## BEGIN Data section
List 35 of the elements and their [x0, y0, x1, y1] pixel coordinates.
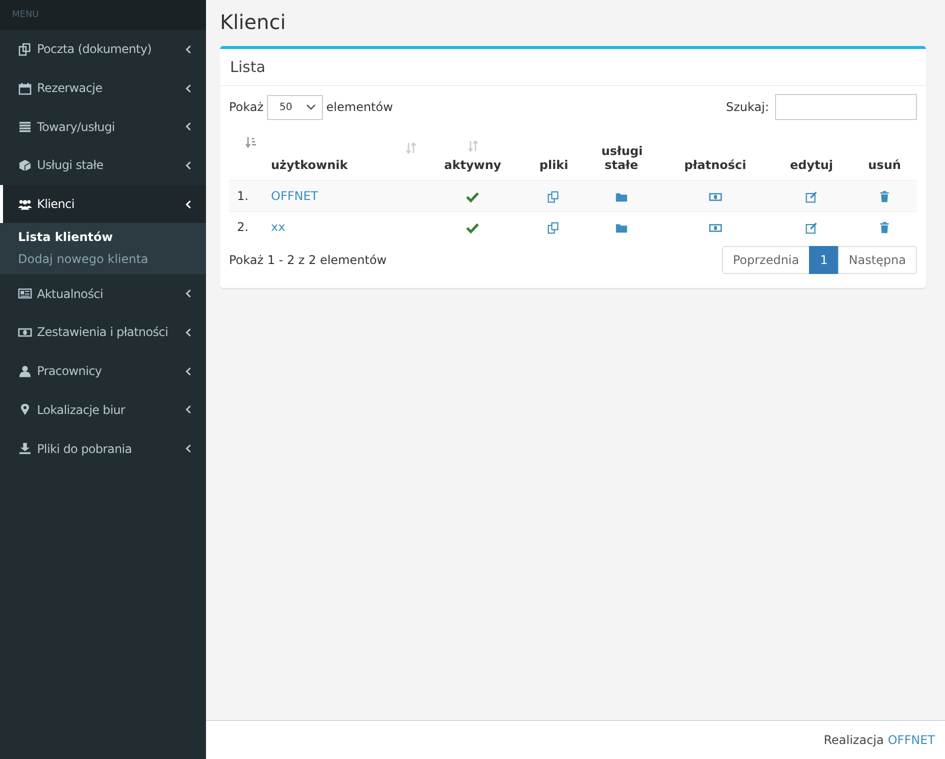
footer-text: Realizacja: [824, 733, 884, 747]
nav-item[interactable]: Aktualności: [0, 274, 206, 314]
nav-item[interactable]: Zestawienia i płatności: [0, 313, 206, 352]
column-header: usługi stałe: [601, 144, 642, 172]
table-info: Pokaż 1 - 2 z 2 elementów: [229, 253, 387, 267]
footer-link[interactable]: OFFNET: [888, 733, 935, 747]
column-header: płatności: [684, 158, 746, 172]
menu-header: MENU: [12, 10, 39, 20]
page-button[interactable]: 1: [809, 246, 839, 274]
nav-item[interactable]: Towary/usługi: [0, 107, 206, 146]
length-label: Pokaż: [229, 100, 264, 114]
nav-item[interactable]: Pliki do pobrania: [0, 429, 206, 468]
nav-item[interactable]: Usługi stałe: [0, 146, 206, 185]
nav-item[interactable]: Poczta (dokumenty): [0, 30, 206, 69]
page-title: Klienci: [220, 10, 287, 34]
nav-item[interactable]: Pracownicy: [0, 352, 206, 390]
next-button[interactable]: Następna: [838, 246, 917, 274]
nav-item[interactable]: Rezerwacje: [0, 68, 206, 108]
submenu-item[interactable]: Lista klientów: [0, 226, 206, 248]
search-label: Szukaj:: [726, 100, 769, 114]
column-header[interactable]: użytkownik: [271, 158, 348, 172]
client-link[interactable]: xx: [271, 220, 286, 234]
nav-item[interactable]: Lokalizacje biur: [0, 390, 206, 430]
nav-item[interactable]: Klienci: [0, 184, 206, 224]
row-number: 2.: [237, 220, 248, 234]
column-header: pliki: [539, 158, 568, 172]
previous-button[interactable]: Poprzednia: [722, 246, 810, 274]
column-header[interactable]: aktywny: [444, 158, 502, 172]
page-size-select[interactable]: 50: [266, 94, 324, 120]
submenu-item[interactable]: Dodaj nowego klienta: [0, 248, 206, 270]
row-number: 1.: [237, 189, 248, 203]
length-label: elementów: [326, 100, 393, 114]
column-header: usuń: [868, 158, 901, 172]
panel-title: Lista: [230, 58, 266, 76]
column-header: edytuj: [790, 158, 833, 172]
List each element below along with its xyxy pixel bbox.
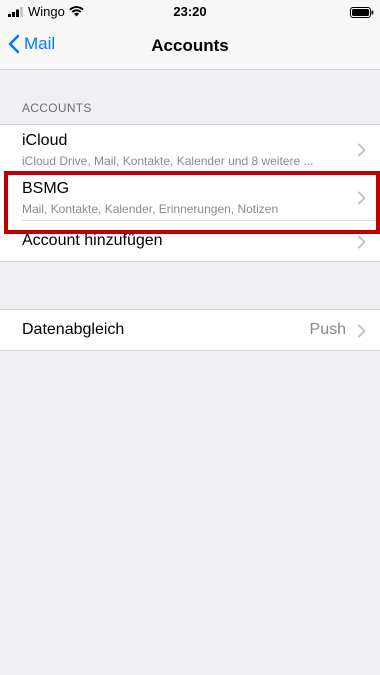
account-title: iCloud <box>22 132 68 149</box>
fetch-data-row[interactable]: Datenabgleich Push <box>0 310 380 350</box>
account-row-icloud[interactable]: iCloud iCloud Drive, Mail, Kontakte, Kal… <box>0 125 380 173</box>
chevron-right-icon <box>358 235 366 249</box>
status-bar: Wingo 23:20 <box>0 0 380 24</box>
page-title: Accounts <box>151 36 229 55</box>
navigation-bar: Mail Accounts <box>0 24 380 70</box>
account-row-bsmg[interactable]: BSMG Mail, Kontakte, Kalender, Erinnerun… <box>0 173 380 221</box>
fetch-data-label: Datenabgleich <box>22 321 125 338</box>
settings-screen: Wingo 23:20 Mail Accounts ACCOUNTS iClou… <box>0 0 380 675</box>
section-header-accounts: ACCOUNTS <box>22 101 92 115</box>
battery-icon <box>350 7 374 18</box>
chevron-right-icon <box>358 143 366 157</box>
accounts-list: iCloud iCloud Drive, Mail, Kontakte, Kal… <box>0 124 380 262</box>
account-title: BSMG <box>22 180 70 197</box>
account-services: Mail, Kontakte, Kalender, Erinnerungen, … <box>22 202 279 216</box>
fetch-settings-list: Datenabgleich Push <box>0 309 380 351</box>
account-services: iCloud Drive, Mail, Kontakte, Kalender u… <box>22 154 314 168</box>
fetch-data-value: Push <box>309 321 346 338</box>
chevron-right-icon <box>358 324 366 338</box>
battery-indicator <box>350 6 374 21</box>
add-account-label: Account hinzufügen <box>22 232 163 249</box>
status-time: 23:20 <box>173 4 207 19</box>
chevron-right-icon <box>358 191 366 205</box>
add-account-row[interactable]: Account hinzufügen <box>0 221 380 261</box>
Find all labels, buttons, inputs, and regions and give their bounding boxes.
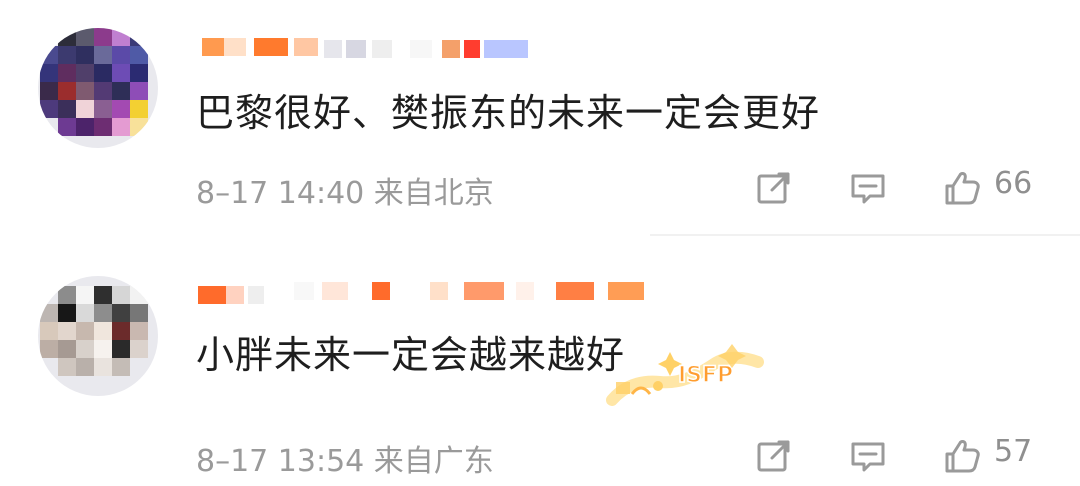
comment-meta: 8–17 13:54 来自广东 [196, 444, 494, 479]
avatar[interactable] [38, 276, 158, 396]
username-redacted[interactable] [196, 276, 656, 304]
comment-text: 小胖未来一定会越来越好 [196, 333, 626, 377]
avatar[interactable] [38, 28, 158, 148]
comment-item: 小胖未来一定会越来越好 ISFP 8–17 13:54 来自广东 57 [0, 236, 1080, 486]
reply-icon[interactable] [848, 436, 888, 476]
reply-icon[interactable] [848, 168, 888, 208]
share-icon[interactable] [754, 168, 794, 208]
username-redacted[interactable] [196, 34, 556, 58]
personality-badge: ISFP [606, 342, 766, 406]
comment-meta: 8–17 14:40 来自北京 [196, 176, 494, 211]
like-count: 66 [994, 166, 1033, 201]
thumbs-up-icon[interactable] [940, 168, 980, 208]
badge-text: ISFP [678, 363, 733, 388]
like-count: 57 [994, 434, 1033, 469]
comment-item: 巴黎很好、樊振东的未来一定会更好 8–17 14:40 来自北京 66 [0, 0, 1080, 236]
share-icon[interactable] [754, 436, 794, 476]
comment-actions: 57 [750, 434, 1050, 478]
comment-text: 巴黎很好、樊振东的未来一定会更好 [196, 91, 821, 135]
thumbs-up-icon[interactable] [940, 436, 980, 476]
comment-actions: 66 [750, 166, 1050, 210]
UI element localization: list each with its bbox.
## END Data section
Problem:
Put every non-blank line of the records into a numbered list, leaving out the pictures.

Answer in full:
1. List 35 of the elements and their [x0, y0, x1, y1] pixel coordinates.
2. footer-text: Realizacja: [824, 733, 884, 747]
3. nav-item[interactable]: Aktualności: [0, 274, 206, 314]
4. nav-item[interactable]: Zestawienia i płatności: [0, 313, 206, 352]
5. column-header: usługi stałe: [601, 144, 642, 172]
6. table-info: Pokaż 1 - 2 z 2 elementów: [229, 253, 387, 267]
7. footer-link[interactable]: OFFNET: [888, 733, 935, 747]
8. column-header: płatności: [684, 158, 746, 172]
9. menu-header: MENU: [12, 10, 39, 20]
10. page-button[interactable]: 1: [809, 246, 839, 274]
11. nav-item[interactable]: Towary/usługi: [0, 107, 206, 146]
12. length-label: Pokaż: [229, 100, 264, 114]
13. nav-item[interactable]: Pliki do pobrania: [0, 429, 206, 468]
14. nav-item[interactable]: Usługi stałe: [0, 146, 206, 185]
15. nav-item[interactable]: Poczta (dokumenty): [0, 30, 206, 69]
16. page-title: Klienci: [220, 10, 287, 34]
17. nav-item[interactable]: Pracownicy: [0, 352, 206, 390]
18. next-button[interactable]: Następna: [838, 246, 917, 274]
19. nav-item[interactable]: Rezerwacje: [0, 68, 206, 108]
20. submenu-item[interactable]: Lista klientów: [0, 226, 206, 248]
21. search-label: Szukaj:: [726, 100, 769, 114]
22. column-header[interactable]: użytkownik: [271, 158, 348, 172]
23. client-link[interactable]: xx: [271, 220, 286, 234]
24. nav-item[interactable]: Lokalizacje biur: [0, 390, 206, 430]
25. nav-item[interactable]: Klienci: [0, 184, 206, 224]
26. row-number: 2.: [237, 220, 248, 234]
27. column-header: pliki: [539, 158, 568, 172]
28. previous-button[interactable]: Poprzednia: [722, 246, 810, 274]
29. column-header[interactable]: aktywny: [444, 158, 502, 172]
30. page-size-select[interactable]: 50: [266, 94, 324, 120]
31. submenu-item[interactable]: Dodaj nowego klienta: [0, 248, 206, 270]
32. row-number: 1.: [237, 189, 248, 203]
33. length-label: elementów: [326, 100, 393, 114]
34. column-header: usuń: [868, 158, 901, 172]
35. panel-title: Lista: [230, 58, 266, 76]
36. column-header: edytuj: [790, 158, 833, 172]
37. List each element below along with its xyxy pixel bbox.
38. account-title: iCloud <box>22 132 68 149</box>
39. fetch-data-row[interactable]: Datenabgleich Push <box>0 310 380 350</box>
40. account-row-icloud[interactable]: iCloud iCloud Drive, Mail, Kontakte, Kal… <box>0 125 380 173</box>
41. chevron-right-icon <box>358 235 366 249</box>
42. status-bar: Wingo 23:20 <box>0 0 380 24</box>
43. page-title: Accounts <box>151 36 229 55</box>
44. navigation-bar: Mail Accounts <box>0 24 380 70</box>
45. account-row-bsmg[interactable]: BSMG Mail, Kontakte, Kalender, Erinnerun… <box>0 173 380 221</box>
46. fetch-data-label: Datenabgleich <box>22 321 125 338</box>
47. settings-screen: Wingo 23:20 Mail Accounts ACCOUNTS iClou… <box>0 0 380 675</box>
48. section-header-accounts: ACCOUNTS <box>22 101 92 115</box>
49. battery-icon <box>350 7 374 18</box>
50. chevron-right-icon <box>358 143 366 157</box>
51. accounts-list: iCloud iCloud Drive, Mail, Kontakte, Kal… <box>0 124 380 262</box>
52. account-title: BSMG <box>22 180 70 197</box>
53. account-services: Mail, Kontakte, Kalender, Erinnerungen, … <box>22 202 279 216</box>
54. fetch-settings-list: Datenabgleich Push <box>0 309 380 351</box>
55. account-services: iCloud Drive, Mail, Kontakte, Kalender u… <box>22 154 314 168</box>
56. fetch-data-value: Push <box>309 321 346 338</box>
57. chevron-right-icon <box>358 324 366 338</box>
58. battery-indicator <box>350 6 374 21</box>
59. add-account-label: Account hinzufügen <box>22 232 163 249</box>
60. status-time: 23:20 <box>173 4 207 19</box>
61. chevron-right-icon <box>358 191 366 205</box>
62. add-account-row[interactable]: Account hinzufügen <box>0 221 380 261</box>
63. Find all labels, buttons, inputs, and regions and give their bounding boxes.
64. comment-meta: 8–17 13:54 来自广东 [196, 444, 494, 479]
65. avatar[interactable] [38, 276, 158, 396]
66. username-redacted[interactable] [196, 276, 656, 304]
67. comment-text: 小胖未来一定会越来越好 [196, 333, 626, 377]
68. avatar[interactable] [38, 28, 158, 148]
69. comment-item: 小胖未来一定会越来越好 ISFP 8–17 13:54 来自广东 57 [0, 236, 1080, 486]
70. reply-icon[interactable] [848, 436, 888, 476]
71. reply-icon[interactable] [848, 168, 888, 208]
72. share-icon[interactable] [754, 168, 794, 208]
73. username-redacted[interactable] [196, 34, 556, 58]
74. personality-badge: ISFP [606, 342, 766, 406]
75. comment-meta: 8–17 14:40 来自北京 [196, 176, 494, 211]
76. like-count: 66 [994, 166, 1033, 201]
77. thumbs-up-icon[interactable] [940, 168, 980, 208]
78. badge-text: ISFP [678, 363, 733, 388]
79. like-count: 57 [994, 434, 1033, 469]
80. comment-item: 巴黎很好、樊振东的未来一定会更好 8–17 14:40 来自北京 66 [0, 0, 1080, 236]
81. share-icon[interactable] [754, 436, 794, 476]
82. comment-actions: 57 [750, 434, 1050, 478]
83. comment-text: 巴黎很好、樊振东的未来一定会更好 [196, 91, 821, 135]
84. thumbs-up-icon[interactable] [940, 436, 980, 476]
85. comment-actions: 66 [750, 166, 1050, 210]
86. UI element localization: list each with its bbox.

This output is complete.